(Collected data)
(begin)

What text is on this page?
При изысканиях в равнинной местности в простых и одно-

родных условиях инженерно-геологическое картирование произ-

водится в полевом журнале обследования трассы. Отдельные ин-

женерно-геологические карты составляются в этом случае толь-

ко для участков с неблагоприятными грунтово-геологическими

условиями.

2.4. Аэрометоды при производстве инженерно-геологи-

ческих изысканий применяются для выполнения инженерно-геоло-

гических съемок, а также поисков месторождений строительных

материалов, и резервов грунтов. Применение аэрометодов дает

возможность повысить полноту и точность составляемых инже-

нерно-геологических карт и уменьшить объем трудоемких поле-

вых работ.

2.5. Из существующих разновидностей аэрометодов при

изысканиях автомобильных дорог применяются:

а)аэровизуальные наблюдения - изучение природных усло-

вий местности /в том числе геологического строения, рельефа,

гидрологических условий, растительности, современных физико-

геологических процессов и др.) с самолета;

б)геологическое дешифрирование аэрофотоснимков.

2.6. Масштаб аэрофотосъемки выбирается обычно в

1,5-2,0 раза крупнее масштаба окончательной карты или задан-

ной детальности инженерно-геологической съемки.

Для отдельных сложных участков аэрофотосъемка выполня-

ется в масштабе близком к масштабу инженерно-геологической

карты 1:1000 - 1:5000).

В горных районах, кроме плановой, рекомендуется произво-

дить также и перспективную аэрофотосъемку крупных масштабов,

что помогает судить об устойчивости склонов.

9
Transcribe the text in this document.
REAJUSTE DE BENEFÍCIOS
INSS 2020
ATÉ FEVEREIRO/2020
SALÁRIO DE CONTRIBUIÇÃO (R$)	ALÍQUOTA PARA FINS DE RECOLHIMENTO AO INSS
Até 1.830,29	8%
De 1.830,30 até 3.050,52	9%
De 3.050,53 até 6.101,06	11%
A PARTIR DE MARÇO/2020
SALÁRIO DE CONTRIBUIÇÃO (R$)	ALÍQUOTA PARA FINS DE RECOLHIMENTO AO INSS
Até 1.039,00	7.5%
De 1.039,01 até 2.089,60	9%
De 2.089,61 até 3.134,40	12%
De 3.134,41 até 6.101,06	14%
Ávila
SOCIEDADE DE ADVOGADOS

(end)

Locate the word "местности" in the records and collect each line it appears in.

При изысканиях в равнинной местности в простых и одно-
вий местности /в том числе геологического строения, рельефа,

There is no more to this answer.